=== Extracted entries ===

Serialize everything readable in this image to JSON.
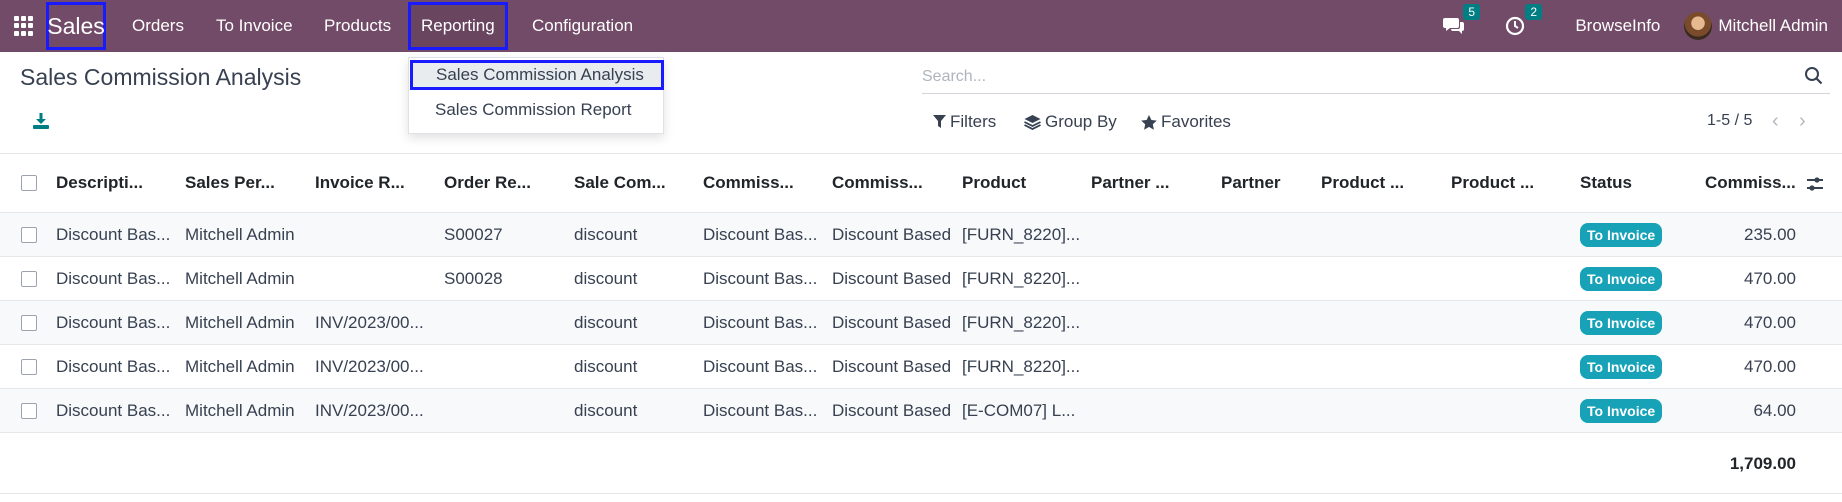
{
  "navbar": {
    "brand": "Sales",
    "menus": [
      "Orders",
      "To Invoice",
      "Products",
      "Reporting",
      "Configuration"
    ],
    "messages_count": "5",
    "activities_count": "2",
    "company": "BrowseInfo",
    "user": "Mitchell Admin",
    "color": "#714B67"
  },
  "reporting_menu": {
    "items": [
      "Sales Commission Analysis",
      "Sales Commission Report"
    ]
  },
  "page": {
    "title": "Sales Commission Analysis"
  },
  "search": {
    "placeholder": "Search...",
    "filters_label": "Filters",
    "group_by_label": "Group By",
    "favorites_label": "Favorites"
  },
  "pager": {
    "value": "1-5 / 5"
  },
  "table": {
    "columns": [
      "Descripti...",
      "Sales Per...",
      "Invoice R...",
      "Order Re...",
      "Sale Com...",
      "Commiss...",
      "Commiss...",
      "Product",
      "Partner ...",
      "Partner",
      "Product ...",
      "Product ...",
      "Status",
      "Commiss..."
    ],
    "rows": [
      {
        "description": "Discount Bas...",
        "salesperson": "Mitchell Admin",
        "invoice": "",
        "order": "S00027",
        "sale_com": "discount",
        "commiss1": "Discount Bas...",
        "commiss2": "Discount Based",
        "product": "[FURN_8220]...",
        "status": "To Invoice",
        "amount": "235.00"
      },
      {
        "description": "Discount Bas...",
        "salesperson": "Mitchell Admin",
        "invoice": "",
        "order": "S00028",
        "sale_com": "discount",
        "commiss1": "Discount Bas...",
        "commiss2": "Discount Based",
        "product": "[FURN_8220]...",
        "status": "To Invoice",
        "amount": "470.00"
      },
      {
        "description": "Discount Bas...",
        "salesperson": "Mitchell Admin",
        "invoice": "INV/2023/00...",
        "order": "",
        "sale_com": "discount",
        "commiss1": "Discount Bas...",
        "commiss2": "Discount Based",
        "product": "[FURN_8220]...",
        "status": "To Invoice",
        "amount": "470.00"
      },
      {
        "description": "Discount Bas...",
        "salesperson": "Mitchell Admin",
        "invoice": "INV/2023/00...",
        "order": "",
        "sale_com": "discount",
        "commiss1": "Discount Bas...",
        "commiss2": "Discount Based",
        "product": "[FURN_8220]...",
        "status": "To Invoice",
        "amount": "470.00"
      },
      {
        "description": "Discount Bas...",
        "salesperson": "Mitchell Admin",
        "invoice": "INV/2023/00...",
        "order": "",
        "sale_com": "discount",
        "commiss1": "Discount Bas...",
        "commiss2": "Discount Based",
        "product": "[E-COM07] L...",
        "status": "To Invoice",
        "amount": "64.00"
      }
    ],
    "total": "1,709.00",
    "status_color": "#17a2b8"
  }
}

===

**Work required**: Would you set down the listing exactly, omitting pictures?

**Written answer**:
Serialize everything readable in this image to JSON.
{
  "navbar": {
    "brand": "Sales",
    "menus": [
      "Orders",
      "To Invoice",
      "Products",
      "Reporting",
      "Configuration"
    ],
    "messages_count": "5",
    "activities_count": "2",
    "company": "BrowseInfo",
    "user": "Mitchell Admin",
    "color": "#714B67"
  },
  "reporting_menu": {
    "items": [
      "Sales Commission Analysis",
      "Sales Commission Report"
    ]
  },
  "page": {
    "title": "Sales Commission Analysis"
  },
  "search": {
    "placeholder": "Search...",
    "filters_label": "Filters",
    "group_by_label": "Group By",
    "favorites_label": "Favorites"
  },
  "pager": {
    "value": "1-5 / 5"
  },
  "table": {
    "columns": [
      "Descripti...",
      "Sales Per...",
      "Invoice R...",
      "Order Re...",
      "Sale Com...",
      "Commiss...",
      "Commiss...",
      "Product",
      "Partner ...",
      "Partner",
      "Product ...",
      "Product ...",
      "Status",
      "Commiss..."
    ],
    "rows": [
      {
        "description": "Discount Bas...",
        "salesperson": "Mitchell Admin",
        "invoice": "",
        "order": "S00027",
        "sale_com": "discount",
        "commiss1": "Discount Bas...",
        "commiss2": "Discount Based",
        "product": "[FURN_8220]...",
        "status": "To Invoice",
        "amount": "235.00"
      },
      {
        "description": "Discount Bas...",
        "salesperson": "Mitchell Admin",
        "invoice": "",
        "order": "S00028",
        "sale_com": "discount",
        "commiss1": "Discount Bas...",
        "commiss2": "Discount Based",
        "product": "[FURN_8220]...",
        "status": "To Invoice",
        "amount": "470.00"
      },
      {
        "description": "Discount Bas...",
        "salesperson": "Mitchell Admin",
        "invoice": "INV/2023/00...",
        "order": "",
        "sale_com": "discount",
        "commiss1": "Discount Bas...",
        "commiss2": "Discount Based",
        "product": "[FURN_8220]...",
        "status": "To Invoice",
        "amount": "470.00"
      },
      {
        "description": "Discount Bas...",
        "salesperson": "Mitchell Admin",
        "invoice": "INV/2023/00...",
        "order": "",
        "sale_com": "discount",
        "commiss1": "Discount Bas...",
        "commiss2": "Discount Based",
        "product": "[FURN_8220]...",
        "status": "To Invoice",
        "amount": "470.00"
      },
      {
        "description": "Discount Bas...",
        "salesperson": "Mitchell Admin",
        "invoice": "INV/2023/00...",
        "order": "",
        "sale_com": "discount",
        "commiss1": "Discount Bas...",
        "commiss2": "Discount Based",
        "product": "[E-COM07] L...",
        "status": "To Invoice",
        "amount": "64.00"
      }
    ],
    "total": "1,709.00",
    "status_color": "#17a2b8"
  }
}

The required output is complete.